___ Material for the task ___

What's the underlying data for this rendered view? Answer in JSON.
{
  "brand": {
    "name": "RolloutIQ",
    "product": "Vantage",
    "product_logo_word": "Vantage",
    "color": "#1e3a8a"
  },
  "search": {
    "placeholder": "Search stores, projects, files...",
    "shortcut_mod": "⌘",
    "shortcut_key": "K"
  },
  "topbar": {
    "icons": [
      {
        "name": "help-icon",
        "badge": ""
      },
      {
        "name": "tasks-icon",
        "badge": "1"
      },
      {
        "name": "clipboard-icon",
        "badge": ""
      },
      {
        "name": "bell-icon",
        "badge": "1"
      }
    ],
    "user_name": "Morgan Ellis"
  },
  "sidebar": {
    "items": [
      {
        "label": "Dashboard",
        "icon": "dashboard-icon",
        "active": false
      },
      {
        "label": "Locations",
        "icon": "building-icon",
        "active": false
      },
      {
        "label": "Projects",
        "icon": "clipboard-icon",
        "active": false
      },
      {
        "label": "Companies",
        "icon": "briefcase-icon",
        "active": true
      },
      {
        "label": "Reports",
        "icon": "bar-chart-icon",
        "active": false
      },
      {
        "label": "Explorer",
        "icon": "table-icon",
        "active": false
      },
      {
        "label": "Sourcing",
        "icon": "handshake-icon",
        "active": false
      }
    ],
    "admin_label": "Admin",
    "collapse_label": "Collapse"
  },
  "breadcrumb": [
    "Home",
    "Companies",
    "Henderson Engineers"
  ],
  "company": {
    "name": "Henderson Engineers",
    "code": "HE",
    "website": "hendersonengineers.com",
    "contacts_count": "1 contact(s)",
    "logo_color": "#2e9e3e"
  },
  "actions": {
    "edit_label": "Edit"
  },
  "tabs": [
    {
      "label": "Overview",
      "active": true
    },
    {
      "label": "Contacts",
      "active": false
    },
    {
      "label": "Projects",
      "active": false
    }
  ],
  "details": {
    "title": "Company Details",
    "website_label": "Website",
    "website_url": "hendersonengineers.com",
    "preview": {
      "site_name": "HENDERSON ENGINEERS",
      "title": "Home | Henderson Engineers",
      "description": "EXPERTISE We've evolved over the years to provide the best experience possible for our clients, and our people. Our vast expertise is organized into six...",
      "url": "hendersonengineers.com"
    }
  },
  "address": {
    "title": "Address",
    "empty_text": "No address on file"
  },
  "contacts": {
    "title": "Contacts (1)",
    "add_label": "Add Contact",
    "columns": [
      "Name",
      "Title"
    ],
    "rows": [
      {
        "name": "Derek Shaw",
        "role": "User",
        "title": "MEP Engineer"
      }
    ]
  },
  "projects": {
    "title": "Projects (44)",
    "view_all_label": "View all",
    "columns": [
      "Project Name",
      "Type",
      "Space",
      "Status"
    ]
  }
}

___

--- Task goal ---
Repeat the material in full, exactly as it stands.

--- Complete response ---
What's the underlying data for this rendered view? Answer in JSON.
{
  "brand": {
    "name": "RolloutIQ",
    "product": "Vantage",
    "product_logo_word": "Vantage",
    "color": "#1e3a8a"
  },
  "search": {
    "placeholder": "Search stores, projects, files...",
    "shortcut_mod": "⌘",
    "shortcut_key": "K"
  },
  "topbar": {
    "icons": [
      {
        "name": "help-icon",
        "badge": ""
      },
      {
        "name": "tasks-icon",
        "badge": "1"
      },
      {
        "name": "clipboard-icon",
        "badge": ""
      },
      {
        "name": "bell-icon",
        "badge": "1"
      }
    ],
    "user_name": "Morgan Ellis"
  },
  "sidebar": {
    "items": [
      {
        "label": "Dashboard",
        "icon": "dashboard-icon",
        "active": false
      },
      {
        "label": "Locations",
        "icon": "building-icon",
        "active": false
      },
      {
        "label": "Projects",
        "icon": "clipboard-icon",
        "active": false
      },
      {
        "label": "Companies",
        "icon": "briefcase-icon",
        "active": true
      },
      {
        "label": "Reports",
        "icon": "bar-chart-icon",
        "active": false
      },
      {
        "label": "Explorer",
        "icon": "table-icon",
        "active": false
      },
      {
        "label": "Sourcing",
        "icon": "handshake-icon",
        "active": false
      }
    ],
    "admin_label": "Admin",
    "collapse_label": "Collapse"
  },
  "breadcrumb": [
    "Home",
    "Companies",
    "Henderson Engineers"
  ],
  "company": {
    "name": "Henderson Engineers",
    "code": "HE",
    "website": "hendersonengineers.com",
    "contacts_count": "1 contact(s)",
    "logo_color": "#2e9e3e"
  },
  "actions": {
    "edit_label": "Edit"
  },
  "tabs": [
    {
      "label": "Overview",
      "active": true
    },
    {
      "label": "Contacts",
      "active": false
    },
    {
      "label": "Projects",
      "active": false
    }
  ],
  "details": {
    "title": "Company Details",
    "website_label": "Website",
    "website_url": "hendersonengineers.com",
    "preview": {
      "site_name": "HENDERSON ENGINEERS",
      "title": "Home | Henderson Engineers",
      "description": "EXPERTISE We've evolved over the years to provide the best experience possible for our clients, and our people. Our vast expertise is organized into six...",
      "url": "hendersonengineers.com"
    }
  },
  "address": {
    "title": "Address",
    "empty_text": "No address on file"
  },
  "contacts": {
    "title": "Contacts (1)",
    "add_label": "Add Contact",
    "columns": [
      "Name",
      "Title"
    ],
    "rows": [
      {
        "name": "Derek Shaw",
        "role": "User",
        "title": "MEP Engineer"
      }
    ]
  },
  "projects": {
    "title": "Projects (44)",
    "view_all_label": "View all",
    "columns": [
      "Project Name",
      "Type",
      "Space",
      "Status"
    ]
  }
}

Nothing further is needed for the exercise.